> Exercise aim
Copy every line, leaving nothing out and adding nothing.

##### Data in this exercise

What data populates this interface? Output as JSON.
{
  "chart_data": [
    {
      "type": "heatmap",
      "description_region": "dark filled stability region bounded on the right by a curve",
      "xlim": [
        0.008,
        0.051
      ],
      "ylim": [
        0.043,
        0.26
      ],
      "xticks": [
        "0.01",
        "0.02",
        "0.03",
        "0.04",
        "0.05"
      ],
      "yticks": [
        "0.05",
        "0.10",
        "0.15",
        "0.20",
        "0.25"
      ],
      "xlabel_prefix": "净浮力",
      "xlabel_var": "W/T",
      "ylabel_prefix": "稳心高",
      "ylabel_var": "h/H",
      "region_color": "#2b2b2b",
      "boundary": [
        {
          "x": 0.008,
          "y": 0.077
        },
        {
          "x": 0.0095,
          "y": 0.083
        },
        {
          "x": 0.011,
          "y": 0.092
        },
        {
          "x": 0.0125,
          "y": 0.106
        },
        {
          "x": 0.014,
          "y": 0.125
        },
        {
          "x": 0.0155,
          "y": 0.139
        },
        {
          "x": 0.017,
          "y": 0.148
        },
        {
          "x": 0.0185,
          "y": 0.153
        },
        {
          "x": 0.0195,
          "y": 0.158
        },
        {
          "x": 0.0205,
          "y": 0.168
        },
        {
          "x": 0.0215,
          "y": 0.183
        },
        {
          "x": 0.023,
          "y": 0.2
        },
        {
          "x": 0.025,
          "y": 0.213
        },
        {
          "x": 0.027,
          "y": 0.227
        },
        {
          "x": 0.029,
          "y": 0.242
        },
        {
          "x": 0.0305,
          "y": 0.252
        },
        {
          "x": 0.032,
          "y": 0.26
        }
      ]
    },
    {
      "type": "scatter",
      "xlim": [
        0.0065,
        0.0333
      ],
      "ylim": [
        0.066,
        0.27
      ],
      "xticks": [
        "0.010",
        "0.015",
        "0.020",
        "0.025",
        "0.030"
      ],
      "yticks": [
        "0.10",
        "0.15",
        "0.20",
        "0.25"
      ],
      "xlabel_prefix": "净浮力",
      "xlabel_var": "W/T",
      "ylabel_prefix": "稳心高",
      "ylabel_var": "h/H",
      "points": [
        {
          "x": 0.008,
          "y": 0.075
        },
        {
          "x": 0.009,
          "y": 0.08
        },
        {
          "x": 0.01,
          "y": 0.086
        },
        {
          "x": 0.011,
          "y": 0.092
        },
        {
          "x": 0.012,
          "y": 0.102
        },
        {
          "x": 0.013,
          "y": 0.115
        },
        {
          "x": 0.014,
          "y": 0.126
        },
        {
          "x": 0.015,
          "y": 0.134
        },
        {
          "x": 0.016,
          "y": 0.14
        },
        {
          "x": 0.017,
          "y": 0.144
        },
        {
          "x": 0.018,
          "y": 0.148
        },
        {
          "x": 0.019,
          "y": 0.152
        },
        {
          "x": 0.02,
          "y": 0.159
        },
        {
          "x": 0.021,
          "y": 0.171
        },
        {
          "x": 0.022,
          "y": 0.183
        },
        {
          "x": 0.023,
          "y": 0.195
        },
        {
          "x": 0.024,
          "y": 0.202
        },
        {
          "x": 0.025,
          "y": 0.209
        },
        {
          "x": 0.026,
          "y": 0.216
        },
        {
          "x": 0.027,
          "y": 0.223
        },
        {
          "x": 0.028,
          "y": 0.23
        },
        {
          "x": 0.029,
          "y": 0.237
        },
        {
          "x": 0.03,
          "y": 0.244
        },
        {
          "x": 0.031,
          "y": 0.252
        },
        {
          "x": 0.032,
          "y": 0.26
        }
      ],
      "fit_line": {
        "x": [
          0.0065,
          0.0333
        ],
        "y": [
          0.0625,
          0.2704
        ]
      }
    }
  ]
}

##########

> Solution to this problem
What data populates this interface? Output as JSON.
{
  "chart_data": [
    {
      "type": "heatmap",
      "description_region": "dark filled stability region bounded on the right by a curve",
      "xlim": [
        0.008,
        0.051
      ],
      "ylim": [
        0.043,
        0.26
      ],
      "xticks": [
        "0.01",
        "0.02",
        "0.03",
        "0.04",
        "0.05"
      ],
      "yticks": [
        "0.05",
        "0.10",
        "0.15",
        "0.20",
        "0.25"
      ],
      "xlabel_prefix": "净浮力",
      "xlabel_var": "W/T",
      "ylabel_prefix": "稳心高",
      "ylabel_var": "h/H",
      "region_color": "#2b2b2b",
      "boundary": [
        {
          "x": 0.008,
          "y": 0.077
        },
        {
          "x": 0.0095,
          "y": 0.083
        },
        {
          "x": 0.011,
          "y": 0.092
        },
        {
          "x": 0.0125,
          "y": 0.106
        },
        {
          "x": 0.014,
          "y": 0.125
        },
        {
          "x": 0.0155,
          "y": 0.139
        },
        {
          "x": 0.017,
          "y": 0.148
        },
        {
          "x": 0.0185,
          "y": 0.153
        },
        {
          "x": 0.0195,
          "y": 0.158
        },
        {
          "x": 0.0205,
          "y": 0.168
        },
        {
          "x": 0.0215,
          "y": 0.183
        },
        {
          "x": 0.023,
          "y": 0.2
        },
        {
          "x": 0.025,
          "y": 0.213
        },
        {
          "x": 0.027,
          "y": 0.227
        },
        {
          "x": 0.029,
          "y": 0.242
        },
        {
          "x": 0.0305,
          "y": 0.252
        },
        {
          "x": 0.032,
          "y": 0.26
        }
      ]
    },
    {
      "type": "scatter",
      "xlim": [
        0.0065,
        0.0333
      ],
      "ylim": [
        0.066,
        0.27
      ],
      "xticks": [
        "0.010",
        "0.015",
        "0.020",
        "0.025",
        "0.030"
      ],
      "yticks": [
        "0.10",
        "0.15",
        "0.20",
        "0.25"
      ],
      "xlabel_prefix": "净浮力",
      "xlabel_var": "W/T",
      "ylabel_prefix": "稳心高",
      "ylabel_var": "h/H",
      "points": [
        {
          "x": 0.008,
          "y": 0.075
        },
        {
          "x": 0.009,
          "y": 0.08
        },
        {
          "x": 0.01,
          "y": 0.086
        },
        {
          "x": 0.011,
          "y": 0.092
        },
        {
          "x": 0.012,
          "y": 0.102
        },
        {
          "x": 0.013,
          "y": 0.115
        },
        {
          "x": 0.014,
          "y": 0.126
        },
        {
          "x": 0.015,
          "y": 0.134
        },
        {
          "x": 0.016,
          "y": 0.14
        },
        {
          "x": 0.017,
          "y": 0.144
        },
        {
          "x": 0.018,
          "y": 0.148
        },
        {
          "x": 0.019,
          "y": 0.152
        },
        {
          "x": 0.02,
          "y": 0.159
        },
        {
          "x": 0.021,
          "y": 0.171
        },
        {
          "x": 0.022,
          "y": 0.183
        },
        {
          "x": 0.023,
          "y": 0.195
        },
        {
          "x": 0.024,
          "y": 0.202
        },
        {
          "x": 0.025,
          "y": 0.209
        },
        {
          "x": 0.026,
          "y": 0.216
        },
        {
          "x": 0.027,
          "y": 0.223
        },
        {
          "x": 0.028,
          "y": 0.23
        },
        {
          "x": 0.029,
          "y": 0.237
        },
        {
          "x": 0.03,
          "y": 0.244
        },
        {
          "x": 0.031,
          "y": 0.252
        },
        {
          "x": 0.032,
          "y": 0.26
        }
      ],
      "fit_line": {
        "x": [
          0.0065,
          0.0333
        ],
        "y": [
          0.0625,
          0.2704
        ]
      }
    }
  ]
}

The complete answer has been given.